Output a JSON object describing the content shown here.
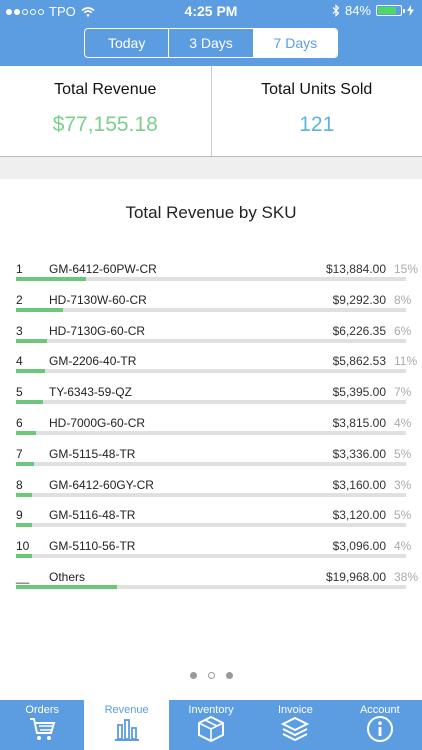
{
  "status_bar": {
    "carrier": "TPO",
    "time": "4:25 PM",
    "battery": "84%",
    "battery_level": 0.84
  },
  "range_tabs": [
    {
      "label": "Today"
    },
    {
      "label": "3 Days"
    },
    {
      "label": "7 Days"
    }
  ],
  "selected_range": "7 Days",
  "summary": {
    "revenue_label": "Total Revenue",
    "revenue_value": "$77,155.18",
    "units_label": "Total Units Sold",
    "units_value": "121"
  },
  "chart": {
    "title": "Total Revenue by SKU",
    "rows": [
      {
        "rank": "1",
        "sku": "GM-6412-60PW-CR",
        "amount": "$13,884.00",
        "pct": "15%",
        "bar": 0.18
      },
      {
        "rank": "2",
        "sku": "HD-7130W-60-CR",
        "amount": "$9,292.30",
        "pct": "8%",
        "bar": 0.12
      },
      {
        "rank": "3",
        "sku": "HD-7130G-60-CR",
        "amount": "$6,226.35",
        "pct": "6%",
        "bar": 0.08
      },
      {
        "rank": "4",
        "sku": "GM-2206-40-TR",
        "amount": "$5,862.53",
        "pct": "11%",
        "bar": 0.075
      },
      {
        "rank": "5",
        "sku": "TY-6343-59-QZ",
        "amount": "$5,395.00",
        "pct": "7%",
        "bar": 0.07
      },
      {
        "rank": "6",
        "sku": "HD-7000G-60-CR",
        "amount": "$3,815.00",
        "pct": "4%",
        "bar": 0.05
      },
      {
        "rank": "7",
        "sku": "GM-5115-48-TR",
        "amount": "$3,336.00",
        "pct": "5%",
        "bar": 0.045
      },
      {
        "rank": "8",
        "sku": "GM-6412-60GY-CR",
        "amount": "$3,160.00",
        "pct": "3%",
        "bar": 0.04
      },
      {
        "rank": "9",
        "sku": "GM-5116-48-TR",
        "amount": "$3,120.00",
        "pct": "5%",
        "bar": 0.04
      },
      {
        "rank": "10",
        "sku": "GM-5110-56-TR",
        "amount": "$3,096.00",
        "pct": "4%",
        "bar": 0.04
      },
      {
        "rank": "__",
        "sku": "Others",
        "amount": "$19,968.00",
        "pct": "38%",
        "bar": 0.26
      }
    ]
  },
  "page_indicator": {
    "count": 3,
    "active": 0
  },
  "tabbar": [
    {
      "label": "Orders",
      "icon": "cart-icon"
    },
    {
      "label": "Revenue",
      "icon": "bar-chart-icon",
      "active": true
    },
    {
      "label": "Inventory",
      "icon": "box-icon"
    },
    {
      "label": "Invoice",
      "icon": "layers-icon"
    },
    {
      "label": "Account",
      "icon": "info-icon"
    }
  ]
}
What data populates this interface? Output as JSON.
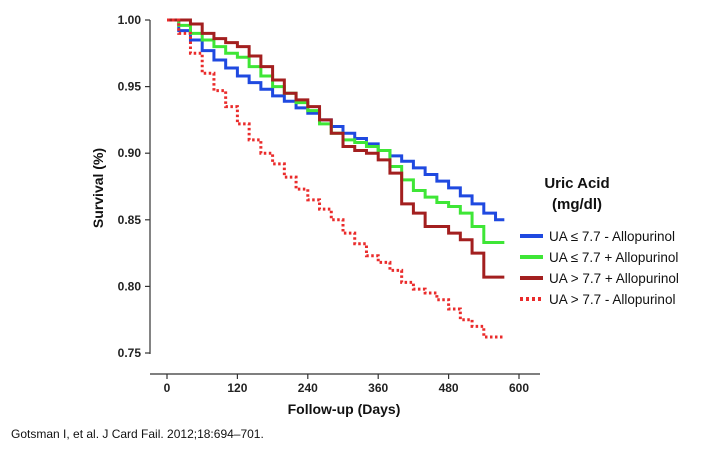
{
  "chart_data": {
    "type": "line",
    "title": "",
    "xlabel": "Follow-up (Days)",
    "ylabel": "Survival (%)",
    "xlim": [
      0,
      600
    ],
    "ylim": [
      0.75,
      1.0
    ],
    "x_ticks": [
      0,
      120,
      240,
      360,
      480,
      600
    ],
    "x_tick_labels": [
      "0",
      "120",
      "240",
      "360",
      "480",
      "600"
    ],
    "y_ticks": [
      0.75,
      0.8,
      0.85,
      0.9,
      0.95,
      1.0
    ],
    "y_tick_labels": [
      "0.75",
      "0.80",
      "0.85",
      "0.90",
      "0.95",
      "1.00"
    ],
    "legend_title": [
      "Uric Acid",
      "(mg/dl)"
    ],
    "series": [
      {
        "name": "UA ≤ 7.7 - Allopurinol",
        "color": "#1f49e0",
        "style": "solid",
        "x": [
          0,
          20,
          40,
          60,
          80,
          100,
          120,
          140,
          160,
          180,
          200,
          220,
          240,
          260,
          280,
          300,
          320,
          340,
          360,
          380,
          400,
          420,
          440,
          460,
          480,
          500,
          520,
          540,
          560,
          575
        ],
        "y": [
          1.0,
          0.992,
          0.985,
          0.977,
          0.97,
          0.964,
          0.958,
          0.953,
          0.948,
          0.943,
          0.939,
          0.934,
          0.93,
          0.925,
          0.92,
          0.915,
          0.911,
          0.907,
          0.902,
          0.898,
          0.894,
          0.889,
          0.884,
          0.879,
          0.874,
          0.868,
          0.862,
          0.855,
          0.85,
          0.85
        ]
      },
      {
        "name": "UA ≤ 7.7 + Allopurinol",
        "color": "#3ee636",
        "style": "solid",
        "x": [
          0,
          20,
          40,
          60,
          80,
          100,
          120,
          140,
          160,
          180,
          200,
          220,
          240,
          260,
          280,
          300,
          320,
          340,
          360,
          380,
          400,
          420,
          440,
          460,
          480,
          500,
          520,
          540,
          560,
          575
        ],
        "y": [
          1.0,
          0.996,
          0.99,
          0.985,
          0.98,
          0.975,
          0.972,
          0.965,
          0.958,
          0.95,
          0.945,
          0.938,
          0.932,
          0.922,
          0.915,
          0.91,
          0.908,
          0.905,
          0.902,
          0.89,
          0.88,
          0.872,
          0.867,
          0.863,
          0.86,
          0.855,
          0.845,
          0.833,
          0.833,
          0.833
        ]
      },
      {
        "name": "UA > 7.7 + Allopurinol",
        "color": "#a31f1f",
        "style": "solid",
        "x": [
          0,
          20,
          40,
          60,
          80,
          100,
          120,
          140,
          160,
          180,
          200,
          220,
          240,
          260,
          280,
          300,
          320,
          340,
          360,
          380,
          400,
          420,
          440,
          460,
          480,
          500,
          520,
          540,
          560,
          575
        ],
        "y": [
          1.0,
          1.0,
          0.997,
          0.99,
          0.986,
          0.983,
          0.98,
          0.973,
          0.965,
          0.955,
          0.945,
          0.94,
          0.935,
          0.925,
          0.915,
          0.905,
          0.902,
          0.9,
          0.895,
          0.885,
          0.862,
          0.855,
          0.845,
          0.845,
          0.84,
          0.835,
          0.825,
          0.807,
          0.807,
          0.807
        ]
      },
      {
        "name": "UA > 7.7 - Allopurinol",
        "color": "#ea2b2b",
        "style": "dotted",
        "x": [
          0,
          20,
          40,
          60,
          80,
          100,
          120,
          140,
          160,
          180,
          200,
          220,
          240,
          260,
          280,
          300,
          320,
          340,
          360,
          380,
          400,
          420,
          440,
          460,
          480,
          500,
          520,
          540,
          560,
          575
        ],
        "y": [
          1.0,
          0.99,
          0.975,
          0.96,
          0.947,
          0.935,
          0.922,
          0.91,
          0.9,
          0.892,
          0.882,
          0.873,
          0.865,
          0.858,
          0.85,
          0.84,
          0.832,
          0.823,
          0.818,
          0.812,
          0.803,
          0.798,
          0.795,
          0.79,
          0.783,
          0.775,
          0.77,
          0.762,
          0.762,
          0.762
        ]
      }
    ]
  },
  "legend": {
    "items": [
      {
        "label": "UA ≤ 7.7 - Allopurinol"
      },
      {
        "label": "UA ≤ 7.7 + Allopurinol"
      },
      {
        "label": "UA > 7.7 + Allopurinol"
      },
      {
        "label": "UA > 7.7 - Allopurinol"
      }
    ]
  },
  "citation": "Gotsman I, et al. J Card Fail. 2012;18:694–701."
}
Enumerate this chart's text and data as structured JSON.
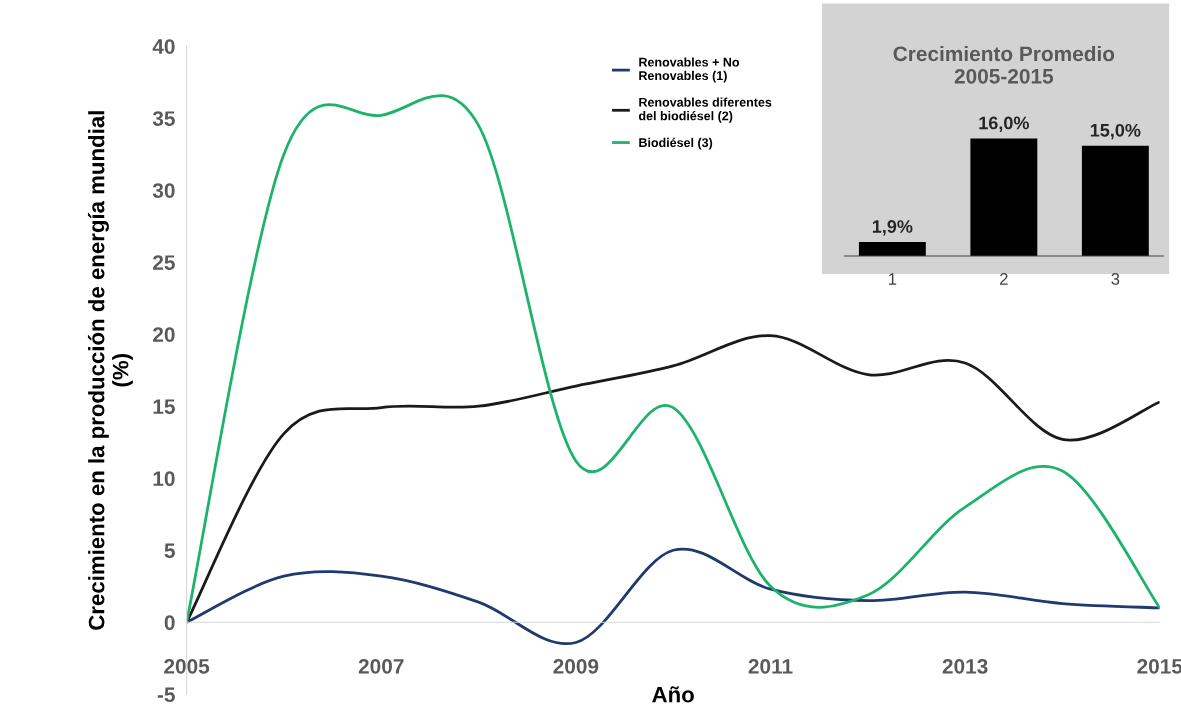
════════════════════
Copy the listing over exactly, skipping the pictures it holds.

Output a JSON object describing the content shown here.
{
  "status_bar": {
    "carrier": "TPO",
    "time": "4:25 PM",
    "battery": "84%",
    "battery_level": 0.84
  },
  "range_tabs": [
    {
      "label": "Today"
    },
    {
      "label": "3 Days"
    },
    {
      "label": "7 Days"
    }
  ],
  "selected_range": "7 Days",
  "summary": {
    "revenue_label": "Total Revenue",
    "revenue_value": "$77,155.18",
    "units_label": "Total Units Sold",
    "units_value": "121"
  },
  "chart": {
    "title": "Total Revenue by SKU",
    "rows": [
      {
        "rank": "1",
        "sku": "GM-6412-60PW-CR",
        "amount": "$13,884.00",
        "pct": "15%",
        "bar": 0.18
      },
      {
        "rank": "2",
        "sku": "HD-7130W-60-CR",
        "amount": "$9,292.30",
        "pct": "8%",
        "bar": 0.12
      },
      {
        "rank": "3",
        "sku": "HD-7130G-60-CR",
        "amount": "$6,226.35",
        "pct": "6%",
        "bar": 0.08
      },
      {
        "rank": "4",
        "sku": "GM-2206-40-TR",
        "amount": "$5,862.53",
        "pct": "11%",
        "bar": 0.075
      },
      {
        "rank": "5",
        "sku": "TY-6343-59-QZ",
        "amount": "$5,395.00",
        "pct": "7%",
        "bar": 0.07
      },
      {
        "rank": "6",
        "sku": "HD-7000G-60-CR",
        "amount": "$3,815.00",
        "pct": "4%",
        "bar": 0.05
      },
      {
        "rank": "7",
        "sku": "GM-5115-48-TR",
        "amount": "$3,336.00",
        "pct": "5%",
        "bar": 0.045
      },
      {
        "rank": "8",
        "sku": "GM-6412-60GY-CR",
        "amount": "$3,160.00",
        "pct": "3%",
        "bar": 0.04
      },
      {
        "rank": "9",
        "sku": "GM-5116-48-TR",
        "amount": "$3,120.00",
        "pct": "5%",
        "bar": 0.04
      },
      {
        "rank": "10",
        "sku": "GM-5110-56-TR",
        "amount": "$3,096.00",
        "pct": "4%",
        "bar": 0.04
      },
      {
        "rank": "__",
        "sku": "Others",
        "amount": "$19,968.00",
        "pct": "38%",
        "bar": 0.26
      }
    ]
  },
  "page_indicator": {
    "count": 3,
    "active": 0
  },
  "tabbar": [
    {
      "label": "Orders",
      "icon": "cart-icon"
    },
    {
      "label": "Revenue",
      "icon": "bar-chart-icon",
      "active": true
    },
    {
      "label": "Inventory",
      "icon": "box-icon"
    },
    {
      "label": "Invoice",
      "icon": "layers-icon"
    },
    {
      "label": "Account",
      "icon": "info-icon"
    }
  ]
}
What data populates this interface? Output as JSON.
{
  "chart_data": {
    "type": "line",
    "title": "",
    "xlabel": "Follow-up (Days)",
    "ylabel": "Survival (%)",
    "xlim": [
      0,
      600
    ],
    "ylim": [
      0.75,
      1.0
    ],
    "x_ticks": [
      0,
      120,
      240,
      360,
      480,
      600
    ],
    "x_tick_labels": [
      "0",
      "120",
      "240",
      "360",
      "480",
      "600"
    ],
    "y_ticks": [
      0.75,
      0.8,
      0.85,
      0.9,
      0.95,
      1.0
    ],
    "y_tick_labels": [
      "0.75",
      "0.80",
      "0.85",
      "0.90",
      "0.95",
      "1.00"
    ],
    "legend_title": [
      "Uric Acid",
      "(mg/dl)"
    ],
    "series": [
      {
        "name": "UA ≤ 7.7 - Allopurinol",
        "color": "#1f49e0",
        "style": "solid",
        "x": [
          0,
          20,
          40,
          60,
          80,
          100,
          120,
          140,
          160,
          180,
          200,
          220,
          240,
          260,
          280,
          300,
          320,
          340,
          360,
          380,
          400,
          420,
          440,
          460,
          480,
          500,
          520,
          540,
          560,
          575
        ],
        "y": [
          1.0,
          0.992,
          0.985,
          0.977,
          0.97,
          0.964,
          0.958,
          0.953,
          0.948,
          0.943,
          0.939,
          0.934,
          0.93,
          0.925,
          0.92,
          0.915,
          0.911,
          0.907,
          0.902,
          0.898,
          0.894,
          0.889,
          0.884,
          0.879,
          0.874,
          0.868,
          0.862,
          0.855,
          0.85,
          0.85
        ]
      },
      {
        "name": "UA ≤ 7.7 + Allopurinol",
        "color": "#3ee636",
        "style": "solid",
        "x": [
          0,
          20,
          40,
          60,
          80,
          100,
          120,
          140,
          160,
          180,
          200,
          220,
          240,
          260,
          280,
          300,
          320,
          340,
          360,
          380,
          400,
          420,
          440,
          460,
          480,
          500,
          520,
          540,
          560,
          575
        ],
        "y": [
          1.0,
          0.996,
          0.99,
          0.985,
          0.98,
          0.975,
          0.972,
          0.965,
          0.958,
          0.95,
          0.945,
          0.938,
          0.932,
          0.922,
          0.915,
          0.91,
          0.908,
          0.905,
          0.902,
          0.89,
          0.88,
          0.872,
          0.867,
          0.863,
          0.86,
          0.855,
          0.845,
          0.833,
          0.833,
          0.833
        ]
      },
      {
        "name": "UA > 7.7 + Allopurinol",
        "color": "#a31f1f",
        "style": "solid",
        "x": [
          0,
          20,
          40,
          60,
          80,
          100,
          120,
          140,
          160,
          180,
          200,
          220,
          240,
          260,
          280,
          300,
          320,
          340,
          360,
          380,
          400,
          420,
          440,
          460,
          480,
          500,
          520,
          540,
          560,
          575
        ],
        "y": [
          1.0,
          1.0,
          0.997,
          0.99,
          0.986,
          0.983,
          0.98,
          0.973,
          0.965,
          0.955,
          0.945,
          0.94,
          0.935,
          0.925,
          0.915,
          0.905,
          0.902,
          0.9,
          0.895,
          0.885,
          0.862,
          0.855,
          0.845,
          0.845,
          0.84,
          0.835,
          0.825,
          0.807,
          0.807,
          0.807
        ]
      },
      {
        "name": "UA > 7.7 - Allopurinol",
        "color": "#ea2b2b",
        "style": "dotted",
        "x": [
          0,
          20,
          40,
          60,
          80,
          100,
          120,
          140,
          160,
          180,
          200,
          220,
          240,
          260,
          280,
          300,
          320,
          340,
          360,
          380,
          400,
          420,
          440,
          460,
          480,
          500,
          520,
          540,
          560,
          575
        ],
        "y": [
          1.0,
          0.99,
          0.975,
          0.96,
          0.947,
          0.935,
          0.922,
          0.91,
          0.9,
          0.892,
          0.882,
          0.873,
          0.865,
          0.858,
          0.85,
          0.84,
          0.832,
          0.823,
          0.818,
          0.812,
          0.803,
          0.798,
          0.795,
          0.79,
          0.783,
          0.775,
          0.77,
          0.762,
          0.762,
          0.762
        ]
      }
    ]
  },
  "legend": {
    "items": [
      {
        "label": "UA ≤ 7.7 - Allopurinol"
      },
      {
        "label": "UA ≤ 7.7 + Allopurinol"
      },
      {
        "label": "UA > 7.7 + Allopurinol"
      },
      {
        "label": "UA > 7.7 - Allopurinol"
      }
    ]
  },
  "citation": "Gotsman I, et al. J Card Fail. 2012;18:694–701."
}
Enumerate this chart's text and data as structured JSON.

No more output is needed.